### WRITTEN EXERCISE
Track down every line below that holds "Погод" and copy it.

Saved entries
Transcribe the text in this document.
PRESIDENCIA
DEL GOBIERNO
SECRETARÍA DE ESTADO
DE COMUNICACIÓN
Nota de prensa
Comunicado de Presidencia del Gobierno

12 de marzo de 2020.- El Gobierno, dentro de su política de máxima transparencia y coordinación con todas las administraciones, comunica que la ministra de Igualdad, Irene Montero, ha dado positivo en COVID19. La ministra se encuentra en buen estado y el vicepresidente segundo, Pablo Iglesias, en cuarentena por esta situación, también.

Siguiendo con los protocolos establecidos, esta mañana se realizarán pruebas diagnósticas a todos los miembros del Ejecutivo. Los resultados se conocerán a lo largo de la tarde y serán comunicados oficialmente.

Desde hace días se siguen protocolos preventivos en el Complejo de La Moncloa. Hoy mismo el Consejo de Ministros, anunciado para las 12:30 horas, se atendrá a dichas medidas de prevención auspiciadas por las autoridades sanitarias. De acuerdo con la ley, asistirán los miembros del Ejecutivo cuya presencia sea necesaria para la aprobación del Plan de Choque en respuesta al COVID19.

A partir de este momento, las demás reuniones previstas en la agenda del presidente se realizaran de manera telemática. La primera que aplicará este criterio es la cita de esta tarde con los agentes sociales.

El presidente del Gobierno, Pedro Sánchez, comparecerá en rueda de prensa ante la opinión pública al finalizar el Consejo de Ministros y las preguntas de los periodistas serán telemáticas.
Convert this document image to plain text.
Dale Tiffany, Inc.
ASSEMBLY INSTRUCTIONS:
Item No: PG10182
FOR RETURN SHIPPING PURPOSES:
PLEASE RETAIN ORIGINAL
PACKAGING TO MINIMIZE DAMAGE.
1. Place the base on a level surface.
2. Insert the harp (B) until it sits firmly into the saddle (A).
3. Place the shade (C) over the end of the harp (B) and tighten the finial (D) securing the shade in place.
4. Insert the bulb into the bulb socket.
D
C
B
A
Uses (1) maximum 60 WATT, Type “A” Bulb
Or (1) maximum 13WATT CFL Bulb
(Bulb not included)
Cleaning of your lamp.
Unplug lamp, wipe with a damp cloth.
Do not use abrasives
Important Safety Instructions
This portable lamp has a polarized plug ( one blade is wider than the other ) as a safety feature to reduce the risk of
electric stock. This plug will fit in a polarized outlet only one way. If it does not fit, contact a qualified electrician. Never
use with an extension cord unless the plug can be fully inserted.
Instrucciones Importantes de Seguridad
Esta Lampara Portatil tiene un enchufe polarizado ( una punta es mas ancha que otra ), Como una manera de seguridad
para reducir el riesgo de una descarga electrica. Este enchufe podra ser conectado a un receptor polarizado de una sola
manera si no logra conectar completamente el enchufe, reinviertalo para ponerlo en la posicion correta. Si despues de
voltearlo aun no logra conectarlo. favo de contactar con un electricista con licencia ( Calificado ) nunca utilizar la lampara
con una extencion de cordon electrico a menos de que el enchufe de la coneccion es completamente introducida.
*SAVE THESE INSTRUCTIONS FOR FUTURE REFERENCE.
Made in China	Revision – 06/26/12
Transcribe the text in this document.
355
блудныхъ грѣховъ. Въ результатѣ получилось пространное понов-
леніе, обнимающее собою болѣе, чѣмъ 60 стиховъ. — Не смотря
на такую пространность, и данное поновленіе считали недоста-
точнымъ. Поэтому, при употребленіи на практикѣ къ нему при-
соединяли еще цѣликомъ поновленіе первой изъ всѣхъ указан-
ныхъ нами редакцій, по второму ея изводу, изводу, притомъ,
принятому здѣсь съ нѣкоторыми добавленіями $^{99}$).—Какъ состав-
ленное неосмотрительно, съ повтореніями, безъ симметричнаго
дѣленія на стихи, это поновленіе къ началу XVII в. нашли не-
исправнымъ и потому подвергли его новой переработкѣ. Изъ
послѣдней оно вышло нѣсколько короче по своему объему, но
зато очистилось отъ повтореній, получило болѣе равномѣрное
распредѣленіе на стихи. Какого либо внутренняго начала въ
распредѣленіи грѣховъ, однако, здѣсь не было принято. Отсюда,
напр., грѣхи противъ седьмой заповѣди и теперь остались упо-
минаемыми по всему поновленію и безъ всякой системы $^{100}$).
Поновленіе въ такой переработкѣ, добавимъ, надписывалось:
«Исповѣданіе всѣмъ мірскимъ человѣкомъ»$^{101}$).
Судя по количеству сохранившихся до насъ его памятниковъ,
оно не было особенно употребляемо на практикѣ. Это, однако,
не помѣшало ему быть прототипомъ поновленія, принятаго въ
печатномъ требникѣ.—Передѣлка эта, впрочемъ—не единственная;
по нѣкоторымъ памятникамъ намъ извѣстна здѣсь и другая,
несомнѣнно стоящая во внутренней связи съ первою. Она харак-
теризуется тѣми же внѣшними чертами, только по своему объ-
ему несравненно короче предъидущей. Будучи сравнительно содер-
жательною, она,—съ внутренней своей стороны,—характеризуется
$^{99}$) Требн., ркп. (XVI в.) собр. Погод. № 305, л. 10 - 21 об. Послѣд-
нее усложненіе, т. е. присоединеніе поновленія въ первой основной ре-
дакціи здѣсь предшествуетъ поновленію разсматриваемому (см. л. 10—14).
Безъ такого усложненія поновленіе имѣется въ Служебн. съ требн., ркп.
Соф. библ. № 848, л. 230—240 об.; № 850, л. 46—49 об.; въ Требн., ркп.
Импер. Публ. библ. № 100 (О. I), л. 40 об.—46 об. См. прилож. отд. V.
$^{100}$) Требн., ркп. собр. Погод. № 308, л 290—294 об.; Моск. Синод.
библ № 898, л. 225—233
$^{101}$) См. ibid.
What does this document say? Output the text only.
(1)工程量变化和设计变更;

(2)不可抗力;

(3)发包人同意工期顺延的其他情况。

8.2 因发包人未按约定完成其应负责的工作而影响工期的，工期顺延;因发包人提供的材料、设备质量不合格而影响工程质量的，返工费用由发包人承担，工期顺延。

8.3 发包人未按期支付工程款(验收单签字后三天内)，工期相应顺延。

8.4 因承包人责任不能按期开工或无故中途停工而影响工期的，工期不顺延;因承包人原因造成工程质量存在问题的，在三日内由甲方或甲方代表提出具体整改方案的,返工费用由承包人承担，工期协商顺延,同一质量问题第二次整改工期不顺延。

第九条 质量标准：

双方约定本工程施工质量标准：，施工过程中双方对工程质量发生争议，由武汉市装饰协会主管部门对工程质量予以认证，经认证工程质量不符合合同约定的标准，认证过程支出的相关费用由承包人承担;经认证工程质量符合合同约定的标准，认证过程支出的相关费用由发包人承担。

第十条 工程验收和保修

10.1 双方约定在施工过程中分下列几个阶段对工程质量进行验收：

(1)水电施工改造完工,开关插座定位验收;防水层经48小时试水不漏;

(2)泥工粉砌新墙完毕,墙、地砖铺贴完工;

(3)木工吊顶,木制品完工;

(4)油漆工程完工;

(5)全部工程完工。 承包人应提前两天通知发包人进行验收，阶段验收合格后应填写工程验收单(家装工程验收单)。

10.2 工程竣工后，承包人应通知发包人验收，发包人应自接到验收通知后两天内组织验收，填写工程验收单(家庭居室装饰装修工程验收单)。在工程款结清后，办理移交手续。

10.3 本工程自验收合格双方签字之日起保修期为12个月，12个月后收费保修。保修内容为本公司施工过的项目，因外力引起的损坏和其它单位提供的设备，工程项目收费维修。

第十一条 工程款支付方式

### EXERCISE ANSWER
$^{99}$) Требн., ркп. (XVI в.) собр. Погод. № 305, л. 10 - 21 об. Послѣд-
$^{100}$) Требн., ркп. собр. Погод. № 308, л 290—294 об.; Моск. Синод.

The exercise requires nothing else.